-- What is expected --
Tally the lines that hold the word "from" and reply with that figure only.

-- Data section --
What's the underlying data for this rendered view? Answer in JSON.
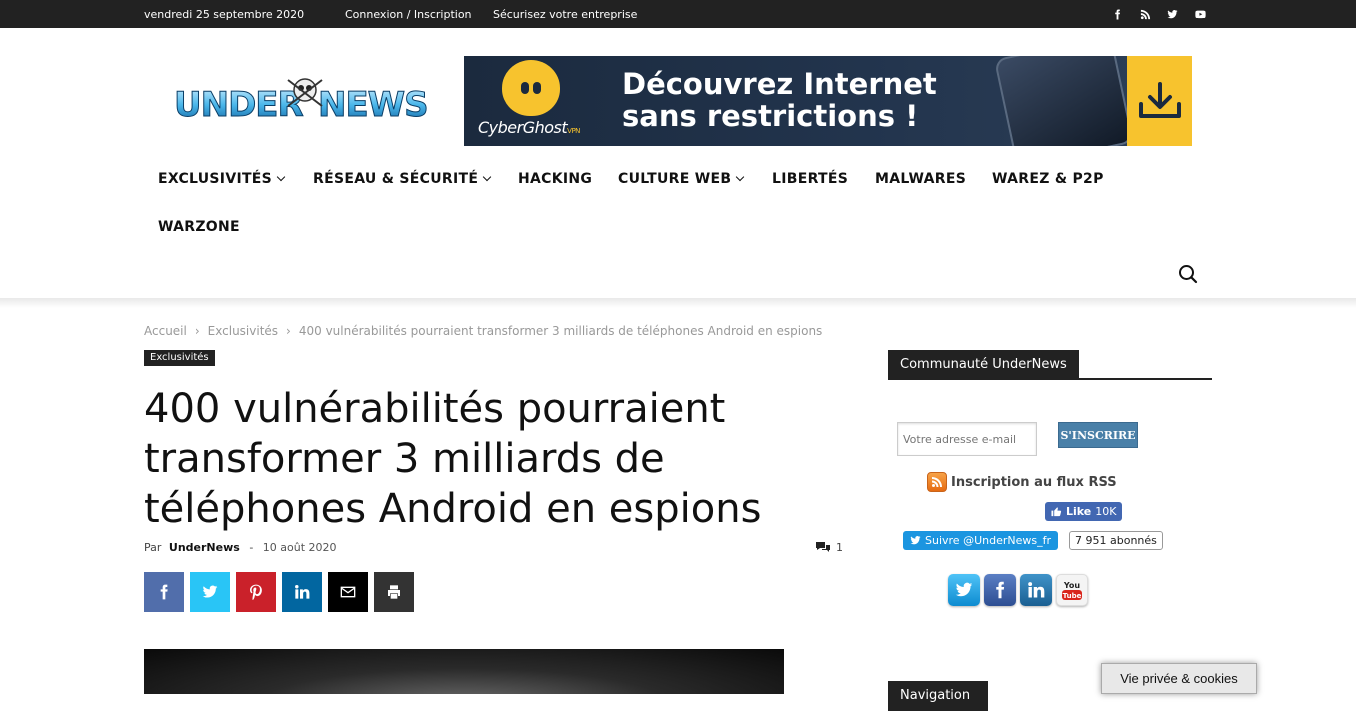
{
  "topbar": {
    "date": "vendredi 25 septembre 2020",
    "login": "Connexion / Inscription",
    "secure": "Sécurisez votre entreprise",
    "social_icons": [
      "facebook-icon",
      "rss-icon",
      "twitter-icon",
      "youtube-icon"
    ]
  },
  "logo": {
    "text": "UnderNews"
  },
  "banner": {
    "brand": "CyberGhost",
    "brand_suffix": "VPN",
    "headline_line1": "Découvrez Internet",
    "headline_line2": "sans restrictions !",
    "accent_color": "#f7c32e"
  },
  "nav": {
    "items": [
      {
        "label": "EXCLUSIVITÉS",
        "has_dropdown": true
      },
      {
        "label": "RÉSEAU & SÉCURITÉ",
        "has_dropdown": true
      },
      {
        "label": "HACKING",
        "has_dropdown": false
      },
      {
        "label": "CULTURE WEB",
        "has_dropdown": true
      },
      {
        "label": "LIBERTÉS",
        "has_dropdown": false
      },
      {
        "label": "MALWARES",
        "has_dropdown": false
      },
      {
        "label": "WAREZ & P2P",
        "has_dropdown": false
      },
      {
        "label": "WARZONE",
        "has_dropdown": false
      }
    ]
  },
  "breadcrumb": {
    "home": "Accueil",
    "category": "Exclusivités",
    "current": "400 vulnérabilités pourraient transformer 3 milliards de téléphones Android en espions"
  },
  "article": {
    "category": "Exclusivités",
    "title": "400 vulnérabilités pourraient transformer 3 milliards de téléphones Android en espions",
    "by": "Par",
    "author": "UnderNews",
    "dash": "-",
    "date": "10 août 2020",
    "comments": "1"
  },
  "share": {
    "buttons": [
      {
        "name": "facebook",
        "color": "#516eab"
      },
      {
        "name": "twitter",
        "color": "#29c5f6"
      },
      {
        "name": "pinterest",
        "color": "#ca212a"
      },
      {
        "name": "linkedin",
        "color": "#0266a0"
      },
      {
        "name": "email",
        "color": "#000000"
      },
      {
        "name": "print",
        "color": "#333333"
      }
    ]
  },
  "sidebar": {
    "community_title": "Communauté UnderNews",
    "email_placeholder": "Votre adresse e-mail",
    "subscribe_label": "S'INSCRIRE",
    "rss_label": "Inscription au flux RSS",
    "fb_like_label": "Like",
    "fb_like_count": "10K",
    "twitter_follow": "Suivre @UnderNews_fr",
    "twitter_count": "7 951 abonnés",
    "nav_title": "Navigation"
  },
  "cookie": {
    "label": "Vie privée & cookies"
  }
}
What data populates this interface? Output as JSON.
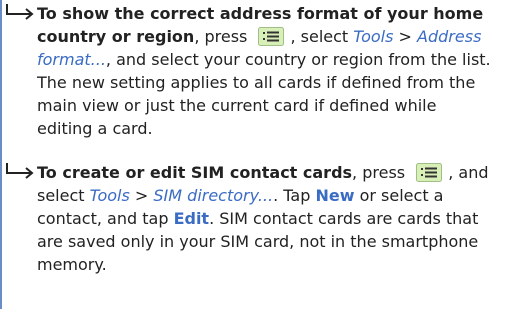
{
  "para1": {
    "bold_lead_1": "To show the correct address format of your home",
    "bold_lead_2": "country or region",
    "t_press": ", press",
    "t_select": ", select",
    "tools": "Tools",
    "gt": ">",
    "address": "Address",
    "format": "format...",
    "t_after_format": ", and select your country or region from the list.",
    "line4": "The new setting applies to all cards if defined from the",
    "line5": "main view or just the current card if defined while",
    "line6": "editing a card."
  },
  "para2": {
    "bold_lead": "To create or edit SIM contact cards",
    "t_press": ", press",
    "t_and": ", and",
    "t_select": "select",
    "tools": "Tools",
    "gt": ">",
    "sim_directory": "SIM directory...",
    "t_tap": ". Tap",
    "new_label": "New",
    "t_or_select": "or select a",
    "t_contact": "contact, and tap",
    "edit_label": "Edit",
    "t_after_edit": ". SIM contact cards are cards that",
    "line4": "are saved only in your SIM card, not in the smartphone",
    "line5": "memory."
  },
  "colors": {
    "link": "#3b6cc4",
    "text": "#222222",
    "margin_bar": "#6a8cc7",
    "key_bg": "#d9efb8"
  },
  "icons": {
    "arrow": "arrow-right-hook-icon",
    "menu_key": "menu-key-icon"
  }
}
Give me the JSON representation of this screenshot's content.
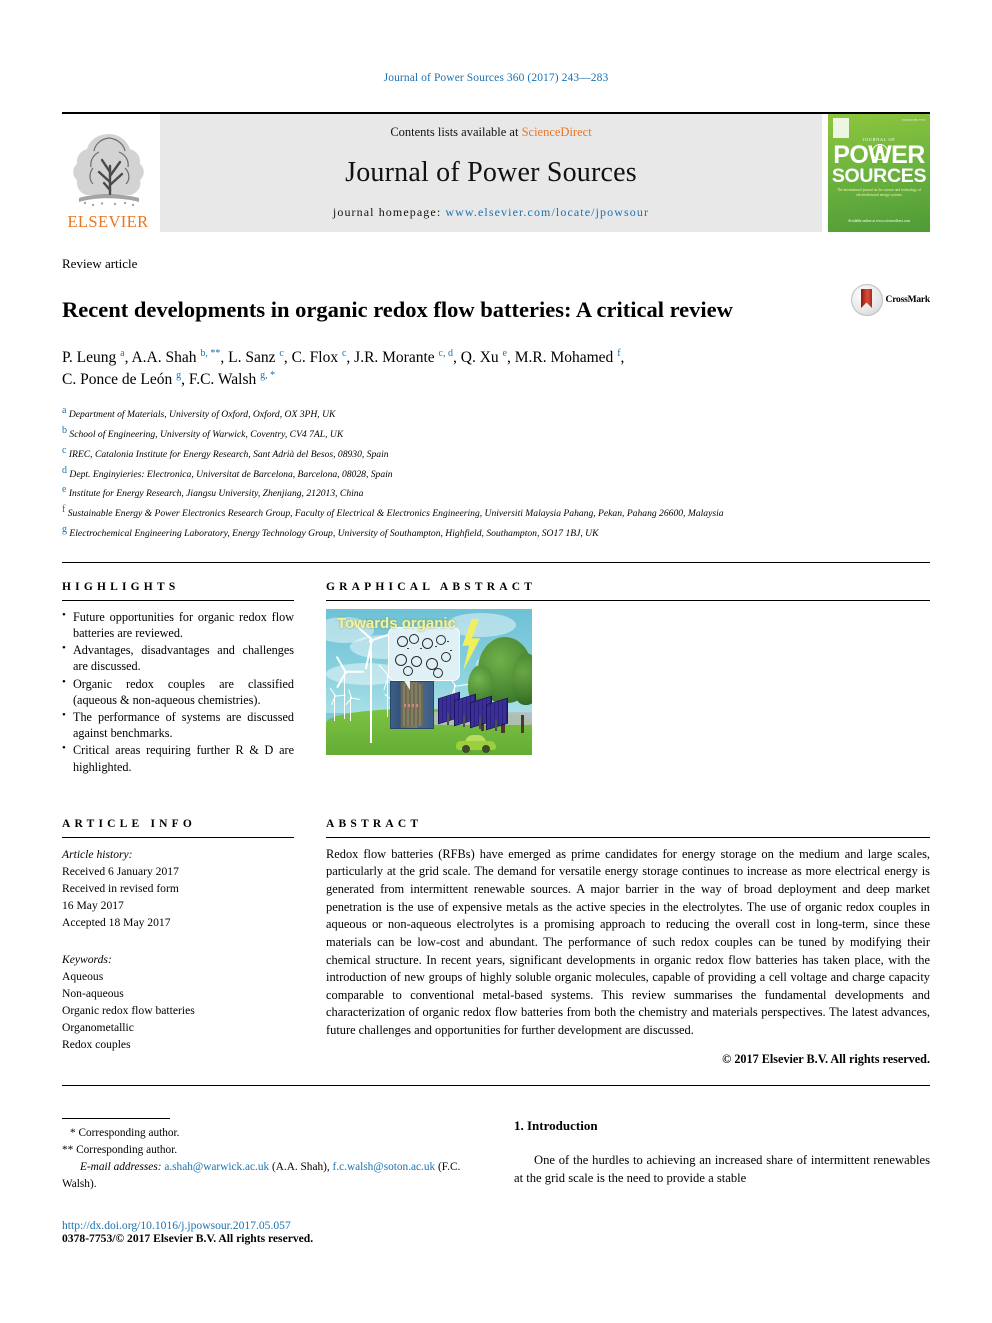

-- Answer for this exercise --
2